>> Start DATA SHOWN

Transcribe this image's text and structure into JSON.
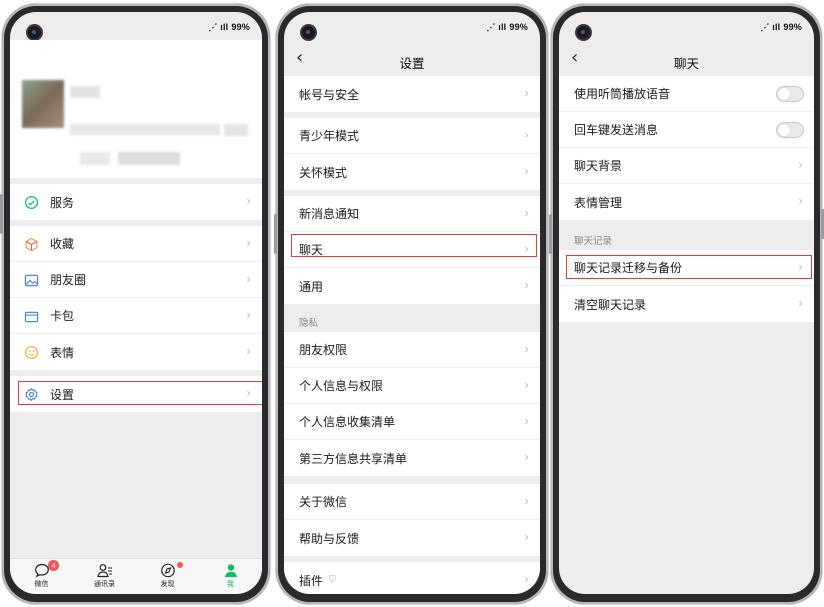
{
  "status": {
    "battery": "99%"
  },
  "screen1": {
    "menu": [
      {
        "label": "服务",
        "icon": "service-icon"
      },
      {
        "label": "收藏",
        "icon": "favorites-icon"
      },
      {
        "label": "朋友圈",
        "icon": "moments-icon"
      },
      {
        "label": "卡包",
        "icon": "card-wallet-icon"
      },
      {
        "label": "表情",
        "icon": "sticker-icon"
      },
      {
        "label": "设置",
        "icon": "settings-icon"
      }
    ],
    "tabs": [
      {
        "label": "微信",
        "badge": "4"
      },
      {
        "label": "通讯录"
      },
      {
        "label": "发现"
      },
      {
        "label": "我"
      }
    ]
  },
  "screen2": {
    "title": "设置",
    "items": [
      "帐号与安全",
      "青少年模式",
      "关怀模式",
      "新消息通知",
      "聊天",
      "通用",
      "朋友权限",
      "个人信息与权限",
      "个人信息收集清单",
      "第三方信息共享清单",
      "关于微信",
      "帮助与反馈",
      "插件"
    ],
    "privacy_header": "隐私"
  },
  "screen3": {
    "title": "聊天",
    "items": [
      "使用听筒播放语音",
      "回车键发送消息",
      "聊天背景",
      "表情管理",
      "聊天记录迁移与备份",
      "清空聊天记录"
    ],
    "history_header": "聊天记录"
  },
  "colors": {
    "accent": "#07c160",
    "highlight": "#e13a3a",
    "badge": "#fa5151"
  }
}
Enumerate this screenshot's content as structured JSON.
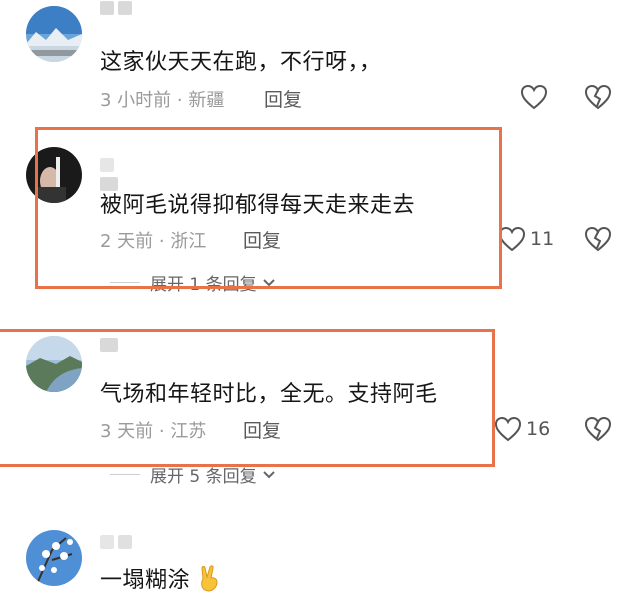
{
  "comments": [
    {
      "text": "这家伙天天在跑，不行呀，，",
      "time": "3 小时前 · 新疆",
      "reply_label": "回复",
      "likes": ""
    },
    {
      "text": "被阿毛说得抑郁得每天走来走去",
      "time": "2 天前 · 浙江",
      "reply_label": "回复",
      "likes": "11",
      "expand_label": "展开 1 条回复"
    },
    {
      "text": "气场和年轻时比，全无。支持阿毛",
      "time": "3 天前 · 江苏",
      "reply_label": "回复",
      "likes": "16",
      "expand_label": "展开 5 条回复"
    },
    {
      "text": "一塌糊涂",
      "emoji": "victory-hand-emoji"
    }
  ],
  "icons": {
    "like": "heart-outline-icon",
    "dislike": "broken-heart-icon",
    "expand": "chevron-down-icon"
  },
  "colors": {
    "highlight_box": "#e8724a",
    "meta_text": "#9a9a9a"
  }
}
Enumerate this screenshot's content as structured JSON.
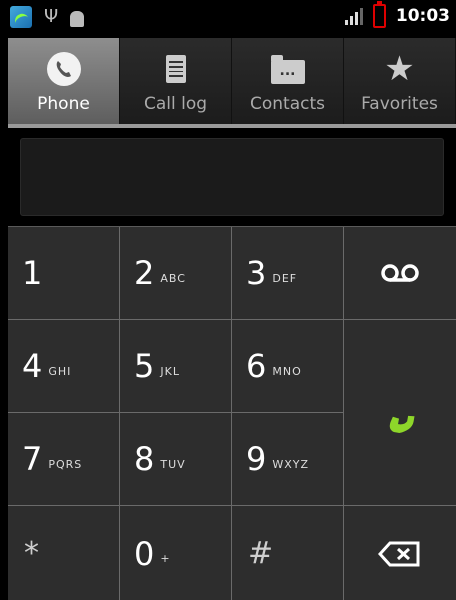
{
  "status_bar": {
    "time": "10:03",
    "icons": [
      "app-notification-icon",
      "usb-icon",
      "android-debug-icon",
      "signal-icon",
      "battery-low-icon"
    ]
  },
  "tabs": [
    {
      "label": "Phone",
      "icon": "phone-icon",
      "active": true
    },
    {
      "label": "Call log",
      "icon": "call-log-icon",
      "active": false
    },
    {
      "label": "Contacts",
      "icon": "contacts-folder-icon",
      "active": false
    },
    {
      "label": "Favorites",
      "icon": "star-icon",
      "active": false
    }
  ],
  "display": {
    "value": ""
  },
  "keypad": {
    "keys": [
      {
        "digit": "1",
        "letters": ""
      },
      {
        "digit": "2",
        "letters": "ABC"
      },
      {
        "digit": "3",
        "letters": "DEF"
      },
      {
        "digit": "4",
        "letters": "GHI"
      },
      {
        "digit": "5",
        "letters": "JKL"
      },
      {
        "digit": "6",
        "letters": "MNO"
      },
      {
        "digit": "7",
        "letters": "PQRS"
      },
      {
        "digit": "8",
        "letters": "TUV"
      },
      {
        "digit": "9",
        "letters": "WXYZ"
      },
      {
        "digit": "*",
        "letters": ""
      },
      {
        "digit": "0",
        "letters": "+"
      },
      {
        "digit": "#",
        "letters": ""
      }
    ],
    "side_icons": [
      "voicemail-icon",
      "call-icon",
      "delete-icon"
    ],
    "colors": {
      "call": "#8ed62a",
      "panel": "#2d2d2d",
      "divider": "#6a6a6a"
    }
  }
}
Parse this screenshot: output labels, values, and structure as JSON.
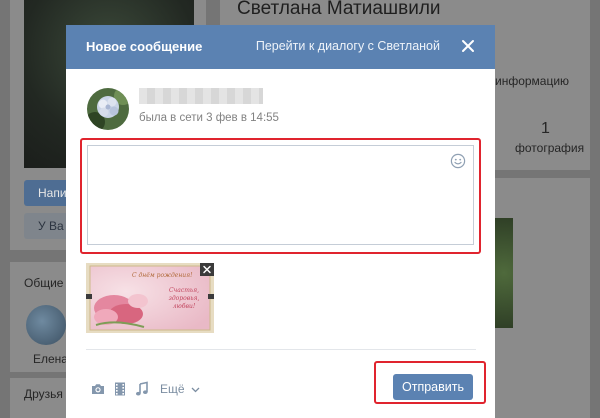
{
  "background": {
    "profile_name": "Светлана Матиашвили",
    "write_button_label": "Напи",
    "friends_button_label": "У Ва",
    "info_text": "информацию",
    "photos_count": "1",
    "photos_label": "фотография",
    "common_friends_label": "Общие д",
    "friend_name": "Елена",
    "friends_label": "Друзья"
  },
  "modal": {
    "title": "Новое сообщение",
    "goto_dialog_link": "Перейти к диалогу с Светланой",
    "close_icon": "close-icon",
    "recipient_status": "была в сети 3 фев в 14:55",
    "message_value": "",
    "emoji_icon": "smile-icon",
    "attachment": {
      "card_text_top": "С днём рождения!",
      "card_text_body": "Счастья, здоровья, любви!"
    },
    "toolbar": {
      "photo_icon": "camera-icon",
      "video_icon": "film-icon",
      "audio_icon": "music-note-icon",
      "more_label": "Ещё"
    },
    "send_label": "Отправить"
  },
  "colors": {
    "header_blue": "#5b82b2",
    "highlight_red": "#e0242e",
    "status_gray": "#828282"
  }
}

>> End DATA SHOWN

> **YOUR TASK**: Scan the listing above and copy all lines containing the word "title".

> **RESPONSE BELOW**:
    "title": "设置",
    "title": "聊天",
    "title": "Новое сообщение",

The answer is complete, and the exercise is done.